> **PROBLEM STATEMENT**
Go through the data below. Pull out every line that has the word "Degrees".
'''
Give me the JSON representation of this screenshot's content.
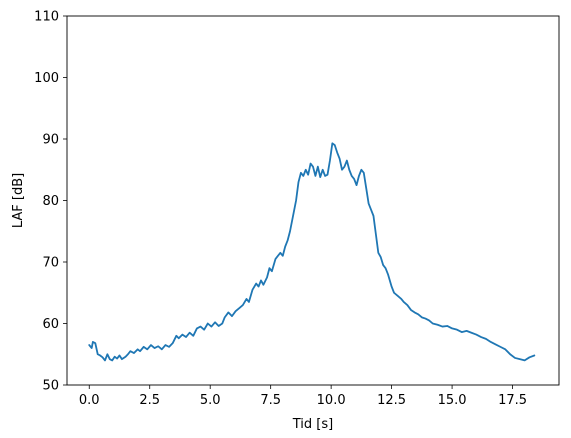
{
  "chart_data": {
    "type": "line",
    "title": "",
    "xlabel": "Tid [s]",
    "ylabel": "LAF [dB]",
    "xlim": [
      -0.92,
      19.42
    ],
    "ylim": [
      50,
      110
    ],
    "xticks": [
      0.0,
      2.5,
      5.0,
      7.5,
      10.0,
      12.5,
      15.0,
      17.5
    ],
    "xtick_labels": [
      "0.0",
      "2.5",
      "5.0",
      "7.5",
      "10.0",
      "12.5",
      "15.0",
      "17.5"
    ],
    "yticks": [
      50,
      60,
      70,
      80,
      90,
      100,
      110
    ],
    "ytick_labels": [
      "50",
      "60",
      "70",
      "80",
      "90",
      "100",
      "110"
    ],
    "grid": false,
    "legend": "none",
    "series": [
      {
        "color": "#1f77b4",
        "x": [
          0.0,
          0.1,
          0.15,
          0.25,
          0.35,
          0.45,
          0.55,
          0.65,
          0.75,
          0.85,
          0.95,
          1.05,
          1.15,
          1.25,
          1.35,
          1.5,
          1.6,
          1.7,
          1.85,
          2.0,
          2.1,
          2.25,
          2.4,
          2.55,
          2.7,
          2.85,
          3.0,
          3.15,
          3.3,
          3.45,
          3.6,
          3.7,
          3.85,
          4.0,
          4.15,
          4.3,
          4.45,
          4.6,
          4.75,
          4.9,
          5.05,
          5.2,
          5.35,
          5.5,
          5.6,
          5.75,
          5.9,
          6.05,
          6.2,
          6.35,
          6.5,
          6.6,
          6.75,
          6.9,
          7.0,
          7.1,
          7.2,
          7.35,
          7.45,
          7.55,
          7.7,
          7.8,
          7.9,
          8.0,
          8.1,
          8.2,
          8.3,
          8.45,
          8.55,
          8.65,
          8.75,
          8.85,
          8.95,
          9.05,
          9.15,
          9.25,
          9.35,
          9.45,
          9.55,
          9.65,
          9.75,
          9.85,
          9.95,
          10.05,
          10.15,
          10.25,
          10.35,
          10.45,
          10.55,
          10.65,
          10.75,
          10.85,
          10.95,
          11.05,
          11.15,
          11.25,
          11.35,
          11.45,
          11.55,
          11.65,
          11.75,
          11.85,
          11.95,
          12.05,
          12.15,
          12.25,
          12.35,
          12.5,
          12.6,
          12.75,
          12.9,
          13.0,
          13.15,
          13.3,
          13.45,
          13.6,
          13.75,
          13.9,
          14.05,
          14.2,
          14.4,
          14.6,
          14.8,
          15.0,
          15.2,
          15.4,
          15.6,
          15.8,
          16.0,
          16.2,
          16.4,
          16.6,
          16.8,
          17.0,
          17.2,
          17.4,
          17.6,
          17.8,
          18.0,
          18.2,
          18.4
        ],
        "y": [
          56.5,
          56.0,
          57.0,
          56.8,
          55.0,
          54.8,
          54.5,
          54.0,
          55.0,
          54.2,
          54.0,
          54.6,
          54.3,
          54.8,
          54.2,
          54.6,
          55.0,
          55.5,
          55.2,
          55.8,
          55.5,
          56.2,
          55.8,
          56.5,
          56.0,
          56.3,
          55.8,
          56.5,
          56.2,
          56.8,
          58.0,
          57.6,
          58.2,
          57.8,
          58.5,
          58.0,
          59.2,
          59.5,
          59.0,
          60.0,
          59.5,
          60.2,
          59.6,
          60.0,
          61.0,
          61.8,
          61.2,
          62.0,
          62.5,
          63.0,
          64.0,
          63.5,
          65.5,
          66.5,
          66.0,
          67.0,
          66.3,
          67.5,
          69.0,
          68.5,
          70.5,
          71.0,
          71.5,
          71.0,
          72.5,
          73.5,
          75.0,
          78.0,
          80.0,
          83.0,
          84.5,
          84.0,
          85.0,
          84.2,
          86.0,
          85.5,
          84.0,
          85.5,
          83.8,
          85.0,
          84.0,
          84.2,
          86.5,
          89.3,
          89.0,
          87.8,
          86.8,
          85.0,
          85.5,
          86.5,
          85.0,
          84.0,
          83.5,
          82.5,
          84.0,
          85.0,
          84.5,
          82.0,
          79.5,
          78.5,
          77.5,
          74.5,
          71.5,
          70.8,
          69.5,
          69.0,
          68.0,
          66.0,
          65.0,
          64.5,
          64.0,
          63.5,
          63.0,
          62.2,
          61.8,
          61.5,
          61.0,
          60.8,
          60.5,
          60.0,
          59.8,
          59.5,
          59.6,
          59.2,
          59.0,
          58.6,
          58.8,
          58.5,
          58.2,
          57.8,
          57.5,
          57.0,
          56.6,
          56.2,
          55.8,
          55.0,
          54.4,
          54.2,
          54.0,
          54.5,
          54.8
        ]
      }
    ]
  }
}
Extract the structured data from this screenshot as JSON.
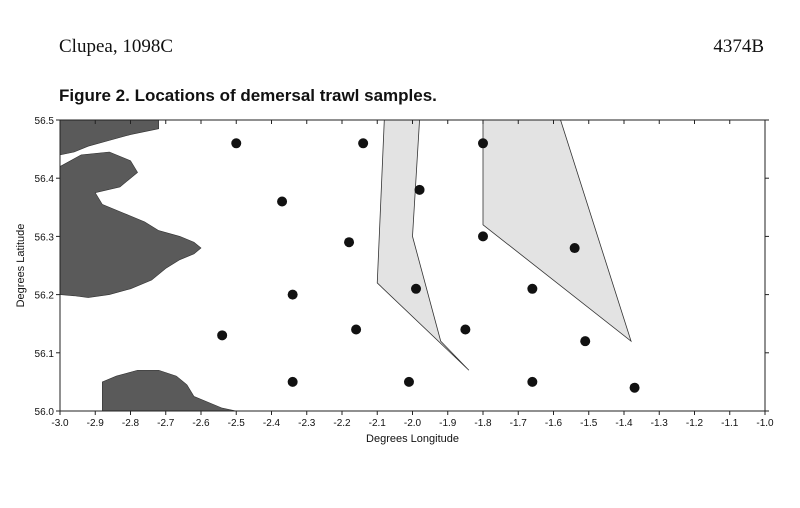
{
  "header": {
    "left": "Clupea, 1098C",
    "right": "4374B"
  },
  "chart_data": {
    "type": "scatter",
    "title": "Figure 2. Locations of demersal trawl samples.",
    "xlabel": "Degrees Longitude",
    "ylabel": "Degrees Latitude",
    "xlim": [
      -3.0,
      -1.0
    ],
    "ylim": [
      56.0,
      56.5
    ],
    "x_ticks": [
      "-3.0",
      "-2.9",
      "-2.8",
      "-2.7",
      "-2.6",
      "-2.5",
      "-2.4",
      "-2.3",
      "-2.2",
      "-2.1",
      "-2.0",
      "-1.9",
      "-1.8",
      "-1.7",
      "-1.6",
      "-1.5",
      "-1.4",
      "-1.3",
      "-1.2",
      "-1.1",
      "-1.0"
    ],
    "y_ticks": [
      "56.0",
      "56.1",
      "56.2",
      "56.3",
      "56.4",
      "56.5"
    ],
    "points": [
      {
        "x": -2.5,
        "y": 56.46
      },
      {
        "x": -2.14,
        "y": 56.46
      },
      {
        "x": -1.8,
        "y": 56.46
      },
      {
        "x": -2.37,
        "y": 56.36
      },
      {
        "x": -1.98,
        "y": 56.38
      },
      {
        "x": -2.18,
        "y": 56.29
      },
      {
        "x": -1.8,
        "y": 56.3
      },
      {
        "x": -1.54,
        "y": 56.28
      },
      {
        "x": -2.34,
        "y": 56.2
      },
      {
        "x": -1.99,
        "y": 56.21
      },
      {
        "x": -1.66,
        "y": 56.21
      },
      {
        "x": -2.54,
        "y": 56.13
      },
      {
        "x": -2.16,
        "y": 56.14
      },
      {
        "x": -1.85,
        "y": 56.14
      },
      {
        "x": -1.51,
        "y": 56.12
      },
      {
        "x": -2.34,
        "y": 56.05
      },
      {
        "x": -2.01,
        "y": 56.05
      },
      {
        "x": -1.66,
        "y": 56.05
      },
      {
        "x": -1.37,
        "y": 56.04
      }
    ],
    "polygons": [
      [
        [
          -2.08,
          56.5
        ],
        [
          -1.98,
          56.5
        ],
        [
          -2.0,
          56.3
        ],
        [
          -1.92,
          56.12
        ],
        [
          -1.84,
          56.07
        ],
        [
          -2.1,
          56.22
        ],
        [
          -2.08,
          56.5
        ]
      ],
      [
        [
          -1.8,
          56.5
        ],
        [
          -1.58,
          56.5
        ],
        [
          -1.38,
          56.12
        ],
        [
          -1.8,
          56.32
        ],
        [
          -1.8,
          56.5
        ]
      ]
    ],
    "land": [
      [
        [
          -3.0,
          56.5
        ],
        [
          -2.72,
          56.5
        ],
        [
          -2.72,
          56.485
        ],
        [
          -2.8,
          56.475
        ],
        [
          -2.86,
          56.465
        ],
        [
          -2.92,
          56.455
        ],
        [
          -2.96,
          56.445
        ],
        [
          -3.0,
          56.44
        ]
      ],
      [
        [
          -3.0,
          56.42
        ],
        [
          -2.94,
          56.44
        ],
        [
          -2.86,
          56.445
        ],
        [
          -2.8,
          56.43
        ],
        [
          -2.78,
          56.41
        ],
        [
          -2.83,
          56.385
        ],
        [
          -2.9,
          56.375
        ],
        [
          -2.88,
          56.355
        ],
        [
          -2.82,
          56.34
        ],
        [
          -2.76,
          56.325
        ],
        [
          -2.72,
          56.31
        ],
        [
          -2.66,
          56.3
        ],
        [
          -2.62,
          56.29
        ],
        [
          -2.6,
          56.28
        ],
        [
          -2.62,
          56.27
        ],
        [
          -2.66,
          56.26
        ],
        [
          -2.7,
          56.245
        ],
        [
          -2.74,
          56.225
        ],
        [
          -2.8,
          56.21
        ],
        [
          -2.86,
          56.2
        ],
        [
          -2.92,
          56.195
        ],
        [
          -2.96,
          56.198
        ],
        [
          -3.0,
          56.2
        ]
      ],
      [
        [
          -2.88,
          56.0
        ],
        [
          -2.88,
          56.05
        ],
        [
          -2.84,
          56.06
        ],
        [
          -2.78,
          56.07
        ],
        [
          -2.72,
          56.07
        ],
        [
          -2.67,
          56.06
        ],
        [
          -2.64,
          56.045
        ],
        [
          -2.62,
          56.025
        ],
        [
          -2.58,
          56.015
        ],
        [
          -2.54,
          56.005
        ],
        [
          -2.5,
          56.0
        ]
      ]
    ]
  }
}
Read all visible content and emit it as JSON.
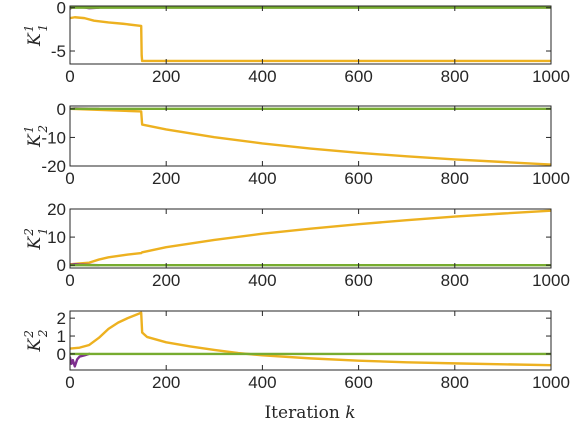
{
  "chart_data": [
    {
      "type": "line",
      "ylabel_main": "K",
      "ylabel_sup": "1",
      "ylabel_sub": "1",
      "xlim": [
        0,
        1000
      ],
      "ylim": [
        -6.5,
        0.2
      ],
      "xticks": [
        0,
        200,
        400,
        600,
        800,
        1000
      ],
      "yticks": [
        -5,
        0
      ],
      "ytick_labels": [
        "-5",
        "0"
      ],
      "series": [
        {
          "color": "#EDB120",
          "x": [
            0,
            10,
            30,
            50,
            80,
            110,
            148,
            149,
            150,
            300,
            600,
            1000
          ],
          "y": [
            -1.2,
            -1.1,
            -1.2,
            -1.5,
            -1.7,
            -1.85,
            -2.1,
            -5.5,
            -6.15,
            -6.15,
            -6.15,
            -6.15
          ]
        },
        {
          "color": "#7E2F8E",
          "x": [
            0,
            5,
            10,
            20,
            30,
            40,
            50,
            60
          ],
          "y": [
            -0.1,
            0.05,
            0.12,
            0.08,
            0.03,
            -0.05,
            -0.02,
            0.0
          ]
        },
        {
          "color": "#77AC30",
          "x": [
            0,
            50,
            100,
            150,
            1000
          ],
          "y": [
            0.0,
            0.0,
            0.0,
            0.0,
            0.0
          ]
        }
      ]
    },
    {
      "type": "line",
      "ylabel_main": "K",
      "ylabel_sup": "1",
      "ylabel_sub": "2",
      "xlim": [
        0,
        1000
      ],
      "ylim": [
        -20,
        1
      ],
      "xticks": [
        0,
        200,
        400,
        600,
        800,
        1000
      ],
      "yticks": [
        -20,
        -10,
        0
      ],
      "ytick_labels": [
        "-20",
        "-10",
        "0"
      ],
      "series": [
        {
          "color": "#EDB120",
          "x": [
            0,
            50,
            100,
            148,
            150,
            200,
            300,
            400,
            500,
            600,
            700,
            800,
            900,
            1000
          ],
          "y": [
            0.0,
            -0.3,
            -0.6,
            -0.9,
            -5.5,
            -7.2,
            -9.9,
            -12.1,
            -13.9,
            -15.4,
            -16.6,
            -17.7,
            -18.6,
            -19.5
          ]
        },
        {
          "color": "#7E2F8E",
          "x": [
            0,
            10,
            20,
            40,
            60
          ],
          "y": [
            0.0,
            0.15,
            0.1,
            0.05,
            0.0
          ]
        },
        {
          "color": "#77AC30",
          "x": [
            0,
            100,
            150,
            1000
          ],
          "y": [
            0.0,
            0.0,
            0.0,
            0.0
          ]
        }
      ]
    },
    {
      "type": "line",
      "ylabel_main": "K",
      "ylabel_sup": "2",
      "ylabel_sub": "1",
      "xlim": [
        0,
        1000
      ],
      "ylim": [
        -1,
        20
      ],
      "xticks": [
        0,
        200,
        400,
        600,
        800,
        1000
      ],
      "yticks": [
        0,
        10,
        20
      ],
      "ytick_labels": [
        "0",
        "10",
        "20"
      ],
      "series": [
        {
          "color": "#EDB120",
          "x": [
            0,
            20,
            40,
            60,
            80,
            100,
            120,
            148,
            150,
            200,
            300,
            400,
            500,
            600,
            700,
            800,
            900,
            1000
          ],
          "y": [
            0.3,
            0.6,
            0.9,
            2.0,
            2.8,
            3.3,
            3.8,
            4.3,
            4.6,
            6.4,
            9.0,
            11.2,
            13.0,
            14.6,
            16.0,
            17.3,
            18.4,
            19.4
          ]
        },
        {
          "color": "#7E2F8E",
          "x": [
            0,
            10,
            20,
            40,
            60
          ],
          "y": [
            0.1,
            0.3,
            0.2,
            0.1,
            0.0
          ]
        },
        {
          "color": "#77AC30",
          "x": [
            0,
            100,
            150,
            1000
          ],
          "y": [
            0.0,
            0.0,
            0.0,
            0.0
          ]
        }
      ]
    },
    {
      "type": "line",
      "ylabel_main": "K",
      "ylabel_sup": "2",
      "ylabel_sub": "2",
      "xlim": [
        0,
        1000
      ],
      "ylim": [
        -0.9,
        2.4
      ],
      "xticks": [
        0,
        200,
        400,
        600,
        800,
        1000
      ],
      "yticks": [
        0,
        1,
        2
      ],
      "ytick_labels": [
        "0",
        "1",
        "2"
      ],
      "series": [
        {
          "color": "#EDB120",
          "x": [
            0,
            20,
            40,
            60,
            80,
            100,
            120,
            148,
            150,
            160,
            200,
            250,
            300,
            350,
            400,
            500,
            600,
            700,
            800,
            900,
            1000
          ],
          "y": [
            0.3,
            0.35,
            0.5,
            0.9,
            1.4,
            1.75,
            2.0,
            2.3,
            1.2,
            0.95,
            0.65,
            0.42,
            0.22,
            0.05,
            -0.08,
            -0.25,
            -0.38,
            -0.47,
            -0.53,
            -0.58,
            -0.63
          ]
        },
        {
          "color": "#7E2F8E",
          "x": [
            0,
            3,
            6,
            10,
            15,
            20,
            30,
            40
          ],
          "y": [
            -0.2,
            -0.55,
            -0.35,
            -0.7,
            -0.3,
            -0.15,
            -0.08,
            0.0
          ]
        },
        {
          "color": "#77AC30",
          "x": [
            0,
            100,
            150,
            1000
          ],
          "y": [
            0.0,
            0.0,
            0.0,
            0.0
          ]
        }
      ]
    }
  ],
  "xlabel_text": "Iteration ",
  "xlabel_var": "k"
}
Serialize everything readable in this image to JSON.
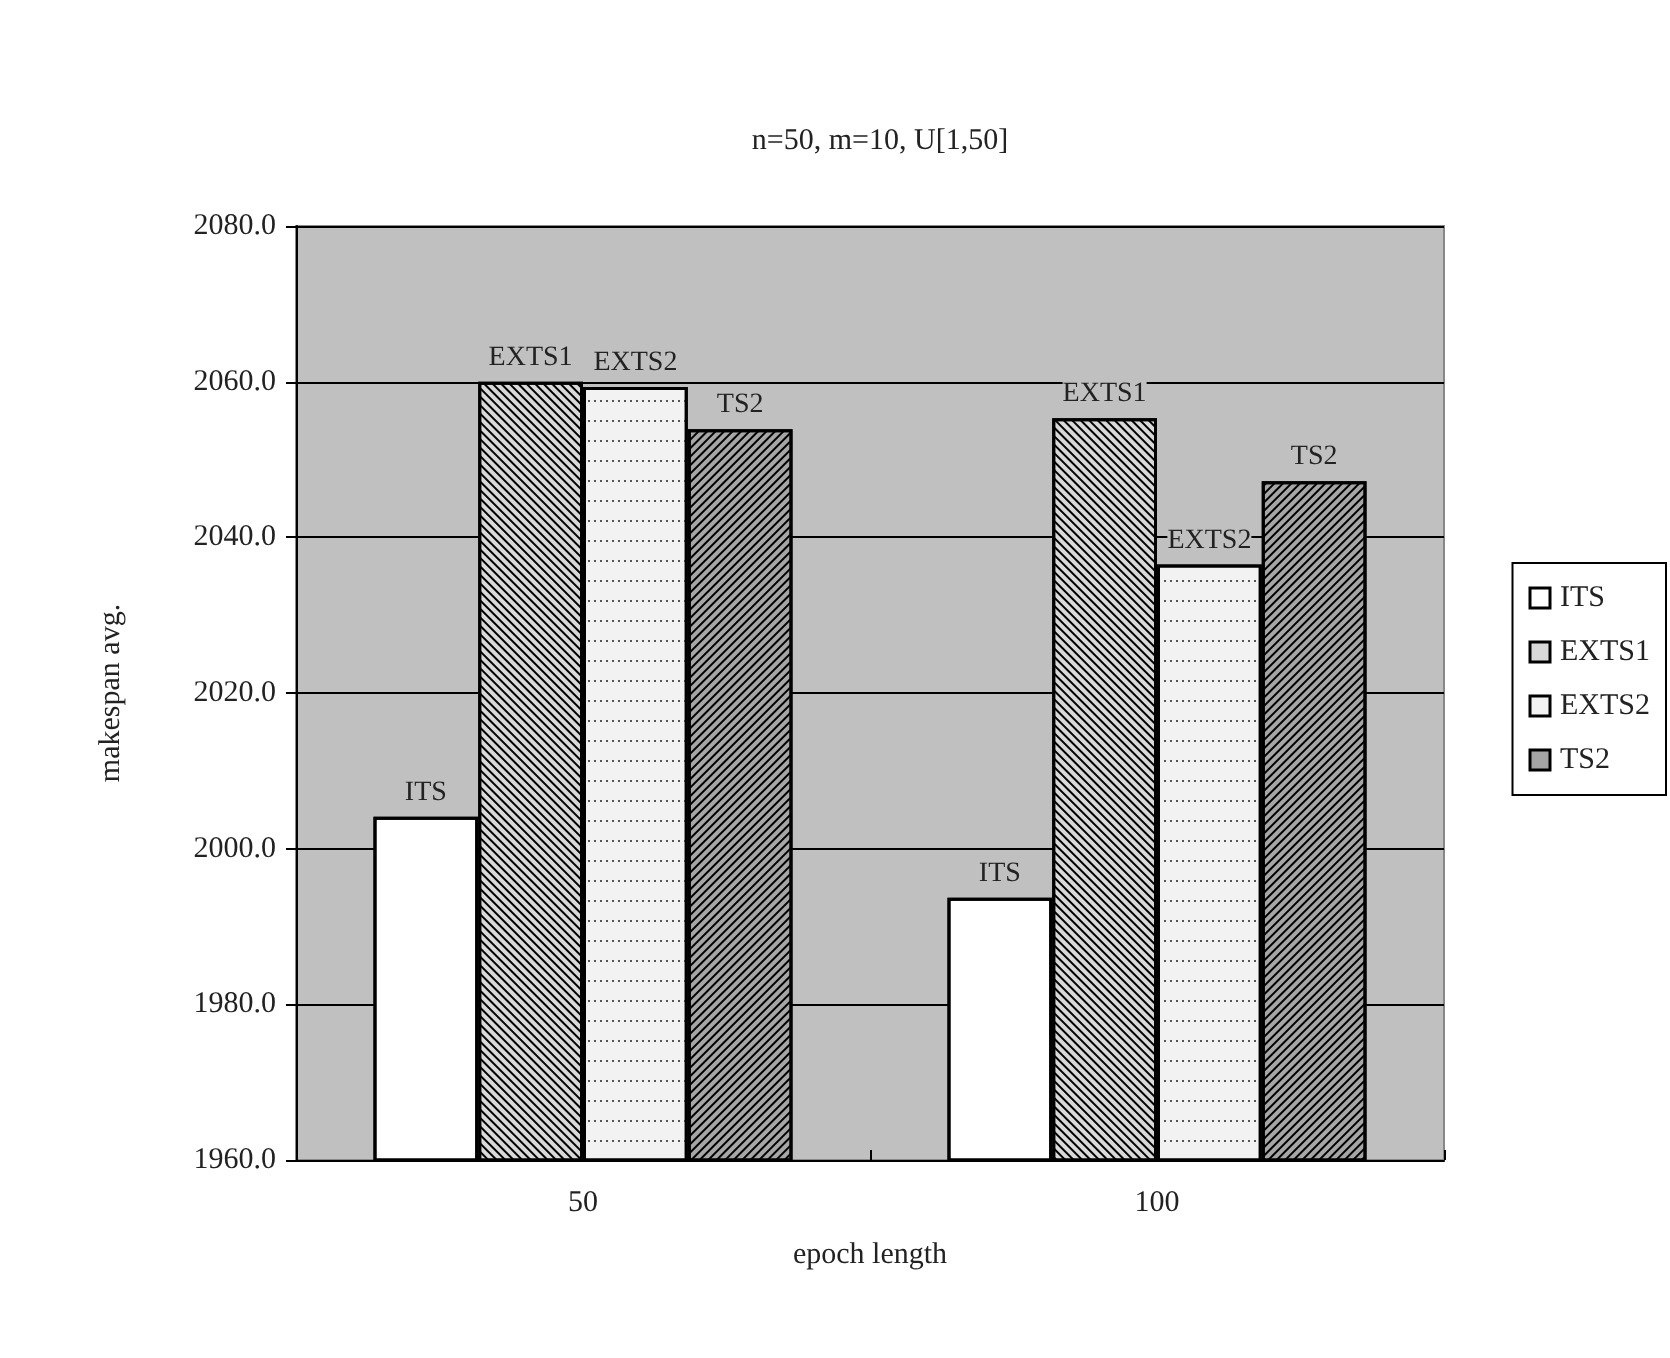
'''
> **SOLUTION TO THIS TASK**
    "xlabel": "Degrees Longitude",
    "ylabel": "Degrees Latitude",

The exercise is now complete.